• _Requirements_
Put the lines of the data, from its first line through the line containing "247, 201, 266]", inclusive, into a JSON list of strings, one string per line, leaving out any blank lines.

• _Dataset content_
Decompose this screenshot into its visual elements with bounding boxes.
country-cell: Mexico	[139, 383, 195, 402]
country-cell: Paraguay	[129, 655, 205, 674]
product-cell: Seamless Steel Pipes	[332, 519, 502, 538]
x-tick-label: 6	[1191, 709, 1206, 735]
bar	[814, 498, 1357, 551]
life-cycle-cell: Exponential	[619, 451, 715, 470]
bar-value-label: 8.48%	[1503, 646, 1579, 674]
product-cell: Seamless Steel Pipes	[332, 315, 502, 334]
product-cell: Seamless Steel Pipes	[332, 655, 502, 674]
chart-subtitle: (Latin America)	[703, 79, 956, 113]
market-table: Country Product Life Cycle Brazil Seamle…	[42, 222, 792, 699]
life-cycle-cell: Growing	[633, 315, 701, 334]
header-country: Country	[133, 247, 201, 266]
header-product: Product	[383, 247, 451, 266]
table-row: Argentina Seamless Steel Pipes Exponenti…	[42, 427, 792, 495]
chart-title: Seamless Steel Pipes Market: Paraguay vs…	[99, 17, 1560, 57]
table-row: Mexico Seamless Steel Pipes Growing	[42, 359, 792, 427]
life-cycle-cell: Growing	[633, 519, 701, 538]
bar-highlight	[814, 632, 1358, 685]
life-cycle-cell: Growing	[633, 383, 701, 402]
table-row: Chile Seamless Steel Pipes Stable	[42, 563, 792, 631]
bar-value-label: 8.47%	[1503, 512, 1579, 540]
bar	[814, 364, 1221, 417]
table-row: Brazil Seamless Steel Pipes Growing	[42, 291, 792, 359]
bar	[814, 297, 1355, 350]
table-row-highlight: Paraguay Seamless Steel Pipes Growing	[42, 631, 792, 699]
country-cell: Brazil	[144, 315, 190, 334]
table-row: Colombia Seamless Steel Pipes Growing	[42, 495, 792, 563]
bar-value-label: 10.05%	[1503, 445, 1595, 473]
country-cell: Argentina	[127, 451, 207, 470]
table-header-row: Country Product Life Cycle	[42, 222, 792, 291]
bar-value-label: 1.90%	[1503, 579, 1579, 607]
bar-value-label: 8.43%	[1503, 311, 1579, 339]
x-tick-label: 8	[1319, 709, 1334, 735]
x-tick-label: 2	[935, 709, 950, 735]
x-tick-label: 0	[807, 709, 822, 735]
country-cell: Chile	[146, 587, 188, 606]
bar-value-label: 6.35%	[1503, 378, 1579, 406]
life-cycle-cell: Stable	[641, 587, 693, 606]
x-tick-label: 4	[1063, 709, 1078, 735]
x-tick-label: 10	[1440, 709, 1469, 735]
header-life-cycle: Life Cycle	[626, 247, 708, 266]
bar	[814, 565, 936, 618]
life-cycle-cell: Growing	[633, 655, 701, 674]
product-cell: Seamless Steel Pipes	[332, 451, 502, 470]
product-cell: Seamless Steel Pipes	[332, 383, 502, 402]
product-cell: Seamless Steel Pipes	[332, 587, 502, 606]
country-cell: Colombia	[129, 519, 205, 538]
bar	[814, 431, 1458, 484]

• _Result below_
[
  "Decompose this screenshot into its visual elements with bounding boxes.",
  "country-cell: Mexico\t[139, 383, 195, 402]",
  "country-cell: Paraguay\t[129, 655, 205, 674]",
  "product-cell: Seamless Steel Pipes\t[332, 519, 502, 538]",
  "x-tick-label: 6\t[1191, 709, 1206, 735]",
  "bar\t[814, 498, 1357, 551]",
  "life-cycle-cell: Exponential\t[619, 451, 715, 470]",
  "bar-value-label: 8.48%\t[1503, 646, 1579, 674]",
  "product-cell: Seamless Steel Pipes\t[332, 315, 502, 334]",
  "product-cell: Seamless Steel Pipes\t[332, 655, 502, 674]",
  "chart-subtitle: (Latin America)\t[703, 79, 956, 113]",
  "market-table: Country Product Life Cycle Brazil Seamle…\t[42, 222, 792, 699]",
  "life-cycle-cell: Growing\t[633, 315, 701, 334]",
  "header-country: Country\t[133, 247, 201, 266]"
]